• **Data provided**
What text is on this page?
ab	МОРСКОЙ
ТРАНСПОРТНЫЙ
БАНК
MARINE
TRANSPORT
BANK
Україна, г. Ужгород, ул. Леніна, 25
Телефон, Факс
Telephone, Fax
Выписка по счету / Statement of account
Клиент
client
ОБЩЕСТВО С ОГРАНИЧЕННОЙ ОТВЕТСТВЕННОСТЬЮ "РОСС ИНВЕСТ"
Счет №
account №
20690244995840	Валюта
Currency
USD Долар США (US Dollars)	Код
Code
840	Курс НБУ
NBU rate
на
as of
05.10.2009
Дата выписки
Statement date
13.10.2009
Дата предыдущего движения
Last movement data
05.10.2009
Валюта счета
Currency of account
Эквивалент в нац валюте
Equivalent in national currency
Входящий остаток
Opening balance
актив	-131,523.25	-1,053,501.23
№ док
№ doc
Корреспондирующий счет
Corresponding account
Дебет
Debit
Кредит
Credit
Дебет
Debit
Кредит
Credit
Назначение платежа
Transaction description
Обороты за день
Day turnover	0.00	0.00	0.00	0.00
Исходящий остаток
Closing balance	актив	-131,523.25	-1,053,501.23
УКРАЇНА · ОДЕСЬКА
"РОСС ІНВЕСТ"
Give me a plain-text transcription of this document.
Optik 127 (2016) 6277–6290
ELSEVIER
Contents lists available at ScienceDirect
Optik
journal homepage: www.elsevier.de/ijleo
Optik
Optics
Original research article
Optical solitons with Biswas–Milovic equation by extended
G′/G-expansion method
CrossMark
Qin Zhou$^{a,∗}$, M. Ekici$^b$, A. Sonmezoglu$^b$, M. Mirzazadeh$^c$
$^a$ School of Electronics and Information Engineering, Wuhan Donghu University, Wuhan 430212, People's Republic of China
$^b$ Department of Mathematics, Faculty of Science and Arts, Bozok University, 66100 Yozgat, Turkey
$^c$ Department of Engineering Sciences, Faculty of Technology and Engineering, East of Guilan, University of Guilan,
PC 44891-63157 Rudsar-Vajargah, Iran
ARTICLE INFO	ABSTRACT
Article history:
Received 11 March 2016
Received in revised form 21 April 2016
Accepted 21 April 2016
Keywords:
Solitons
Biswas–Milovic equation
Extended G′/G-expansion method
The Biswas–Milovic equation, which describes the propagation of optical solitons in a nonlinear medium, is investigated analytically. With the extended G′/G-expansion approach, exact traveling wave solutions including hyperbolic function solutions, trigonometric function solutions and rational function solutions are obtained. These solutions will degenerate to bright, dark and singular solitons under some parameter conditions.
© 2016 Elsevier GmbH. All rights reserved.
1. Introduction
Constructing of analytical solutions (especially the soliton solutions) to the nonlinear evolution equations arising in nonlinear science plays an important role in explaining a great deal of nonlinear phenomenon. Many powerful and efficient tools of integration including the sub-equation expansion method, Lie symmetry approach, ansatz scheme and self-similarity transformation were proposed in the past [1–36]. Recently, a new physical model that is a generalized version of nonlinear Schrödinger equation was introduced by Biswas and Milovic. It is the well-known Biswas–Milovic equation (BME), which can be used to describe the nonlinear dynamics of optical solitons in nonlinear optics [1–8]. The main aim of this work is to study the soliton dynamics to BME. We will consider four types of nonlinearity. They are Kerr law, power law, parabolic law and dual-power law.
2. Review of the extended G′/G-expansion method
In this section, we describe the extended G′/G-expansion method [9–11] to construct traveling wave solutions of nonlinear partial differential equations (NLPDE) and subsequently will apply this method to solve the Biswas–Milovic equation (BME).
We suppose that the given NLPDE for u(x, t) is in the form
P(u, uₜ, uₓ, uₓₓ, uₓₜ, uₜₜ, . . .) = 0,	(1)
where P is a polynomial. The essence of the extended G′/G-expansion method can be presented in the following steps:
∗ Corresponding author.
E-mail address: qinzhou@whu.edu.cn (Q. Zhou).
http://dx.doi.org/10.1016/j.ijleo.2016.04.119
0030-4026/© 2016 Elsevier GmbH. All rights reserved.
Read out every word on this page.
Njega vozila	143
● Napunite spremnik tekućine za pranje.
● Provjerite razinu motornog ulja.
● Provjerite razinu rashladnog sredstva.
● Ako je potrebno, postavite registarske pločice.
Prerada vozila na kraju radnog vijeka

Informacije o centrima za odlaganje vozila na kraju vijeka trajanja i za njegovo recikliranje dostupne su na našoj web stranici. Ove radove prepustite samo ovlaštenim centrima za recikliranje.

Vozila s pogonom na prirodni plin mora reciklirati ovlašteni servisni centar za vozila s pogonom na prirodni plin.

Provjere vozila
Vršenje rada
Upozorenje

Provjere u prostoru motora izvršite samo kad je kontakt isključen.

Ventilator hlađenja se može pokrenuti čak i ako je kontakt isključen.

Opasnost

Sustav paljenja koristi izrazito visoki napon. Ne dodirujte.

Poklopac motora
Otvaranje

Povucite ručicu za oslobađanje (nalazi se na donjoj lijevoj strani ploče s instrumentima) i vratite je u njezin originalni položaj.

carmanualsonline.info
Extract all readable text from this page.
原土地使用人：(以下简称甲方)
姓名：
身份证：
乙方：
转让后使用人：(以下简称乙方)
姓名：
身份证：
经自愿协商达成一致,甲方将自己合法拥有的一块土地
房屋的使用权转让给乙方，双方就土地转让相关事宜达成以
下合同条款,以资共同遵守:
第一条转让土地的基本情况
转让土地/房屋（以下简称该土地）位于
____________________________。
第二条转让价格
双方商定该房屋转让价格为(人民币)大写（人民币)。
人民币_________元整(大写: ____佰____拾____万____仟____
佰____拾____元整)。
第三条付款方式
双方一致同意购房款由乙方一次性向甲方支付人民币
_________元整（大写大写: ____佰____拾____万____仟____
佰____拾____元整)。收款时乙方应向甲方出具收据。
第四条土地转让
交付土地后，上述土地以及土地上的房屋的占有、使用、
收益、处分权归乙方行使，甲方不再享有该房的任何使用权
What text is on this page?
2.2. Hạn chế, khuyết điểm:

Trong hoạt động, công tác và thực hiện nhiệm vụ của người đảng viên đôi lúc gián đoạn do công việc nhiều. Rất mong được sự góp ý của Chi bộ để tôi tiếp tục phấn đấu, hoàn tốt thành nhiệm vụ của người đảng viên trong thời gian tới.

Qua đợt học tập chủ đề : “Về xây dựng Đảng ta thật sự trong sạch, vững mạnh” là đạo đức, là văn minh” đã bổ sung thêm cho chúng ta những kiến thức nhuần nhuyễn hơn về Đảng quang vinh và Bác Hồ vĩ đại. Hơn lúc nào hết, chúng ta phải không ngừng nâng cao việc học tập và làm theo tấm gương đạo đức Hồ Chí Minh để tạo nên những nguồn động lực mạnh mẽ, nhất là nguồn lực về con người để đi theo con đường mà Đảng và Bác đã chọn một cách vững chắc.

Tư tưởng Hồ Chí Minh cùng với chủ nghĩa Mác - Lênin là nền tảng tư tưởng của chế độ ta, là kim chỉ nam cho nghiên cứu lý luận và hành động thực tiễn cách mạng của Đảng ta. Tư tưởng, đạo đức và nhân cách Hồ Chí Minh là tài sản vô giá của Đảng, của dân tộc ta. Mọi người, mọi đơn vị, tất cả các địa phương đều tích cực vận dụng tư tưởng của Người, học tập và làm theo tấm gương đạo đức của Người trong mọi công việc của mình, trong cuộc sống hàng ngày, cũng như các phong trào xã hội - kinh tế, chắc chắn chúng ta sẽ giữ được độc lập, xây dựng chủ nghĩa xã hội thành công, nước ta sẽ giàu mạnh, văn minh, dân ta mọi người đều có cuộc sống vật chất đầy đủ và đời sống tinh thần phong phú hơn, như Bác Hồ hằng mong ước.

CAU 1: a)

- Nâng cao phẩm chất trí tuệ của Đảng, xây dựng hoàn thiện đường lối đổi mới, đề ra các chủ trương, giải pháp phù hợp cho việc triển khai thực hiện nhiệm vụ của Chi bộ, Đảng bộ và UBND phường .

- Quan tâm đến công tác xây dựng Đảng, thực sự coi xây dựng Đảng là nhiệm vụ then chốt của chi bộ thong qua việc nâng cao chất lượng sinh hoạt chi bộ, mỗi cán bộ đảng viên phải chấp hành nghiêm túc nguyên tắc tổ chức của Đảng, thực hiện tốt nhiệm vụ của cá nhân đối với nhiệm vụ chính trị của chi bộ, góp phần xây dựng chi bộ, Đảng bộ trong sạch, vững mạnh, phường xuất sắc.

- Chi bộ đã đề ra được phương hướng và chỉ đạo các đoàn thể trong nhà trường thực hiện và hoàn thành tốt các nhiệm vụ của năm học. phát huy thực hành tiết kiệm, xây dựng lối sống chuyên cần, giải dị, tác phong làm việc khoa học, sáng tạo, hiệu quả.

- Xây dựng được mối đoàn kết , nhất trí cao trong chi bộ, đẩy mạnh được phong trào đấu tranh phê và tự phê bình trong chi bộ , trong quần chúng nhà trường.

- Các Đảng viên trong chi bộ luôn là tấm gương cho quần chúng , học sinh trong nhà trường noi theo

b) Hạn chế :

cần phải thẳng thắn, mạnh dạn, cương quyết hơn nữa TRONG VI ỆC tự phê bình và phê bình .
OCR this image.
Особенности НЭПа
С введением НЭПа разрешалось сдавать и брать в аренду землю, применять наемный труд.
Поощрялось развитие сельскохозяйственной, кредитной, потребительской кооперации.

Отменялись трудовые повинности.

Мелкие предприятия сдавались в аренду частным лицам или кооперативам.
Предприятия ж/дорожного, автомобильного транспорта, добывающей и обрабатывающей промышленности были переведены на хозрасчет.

• **Exercise details**
Copy every line of the listing that contains the word "bình".

• **The result**
- Xây dựng được mối đoàn kết , nhất trí cao trong chi bộ, đẩy mạnh được phong trào đấu tranh phê và tự phê bình trong chi bộ , trong quần chúng nhà trường.
cần phải thẳng thắn, mạnh dạn, cương quyết hơn nữa TRONG VI ỆC tự phê bình và phê bình .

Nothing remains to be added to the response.